● **Set problem**
Locate the lines that hold the string "Views". Copy every such line.

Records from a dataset

--- Begin ---

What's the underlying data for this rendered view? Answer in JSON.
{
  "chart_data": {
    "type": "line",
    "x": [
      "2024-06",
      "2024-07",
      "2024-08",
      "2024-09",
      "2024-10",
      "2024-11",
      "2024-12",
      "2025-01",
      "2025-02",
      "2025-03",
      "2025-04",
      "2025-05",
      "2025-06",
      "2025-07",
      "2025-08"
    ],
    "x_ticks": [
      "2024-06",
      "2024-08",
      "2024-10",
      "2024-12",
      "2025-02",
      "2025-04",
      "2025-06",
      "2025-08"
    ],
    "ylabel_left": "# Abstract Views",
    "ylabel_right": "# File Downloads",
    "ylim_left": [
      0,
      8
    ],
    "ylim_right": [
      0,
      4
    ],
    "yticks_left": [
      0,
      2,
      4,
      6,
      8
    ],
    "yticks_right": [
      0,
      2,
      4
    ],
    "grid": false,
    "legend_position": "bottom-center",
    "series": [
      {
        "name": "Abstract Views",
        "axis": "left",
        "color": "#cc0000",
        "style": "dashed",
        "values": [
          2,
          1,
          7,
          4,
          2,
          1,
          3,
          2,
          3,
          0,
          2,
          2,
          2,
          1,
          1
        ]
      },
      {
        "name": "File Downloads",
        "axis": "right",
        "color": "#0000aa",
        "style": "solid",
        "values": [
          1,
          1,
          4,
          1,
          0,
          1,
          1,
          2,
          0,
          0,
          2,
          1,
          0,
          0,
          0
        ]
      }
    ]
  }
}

--- End ---

● **Solution to the problem**
    "ylabel_left": "# Abstract Views",
        "name": "Abstract Views",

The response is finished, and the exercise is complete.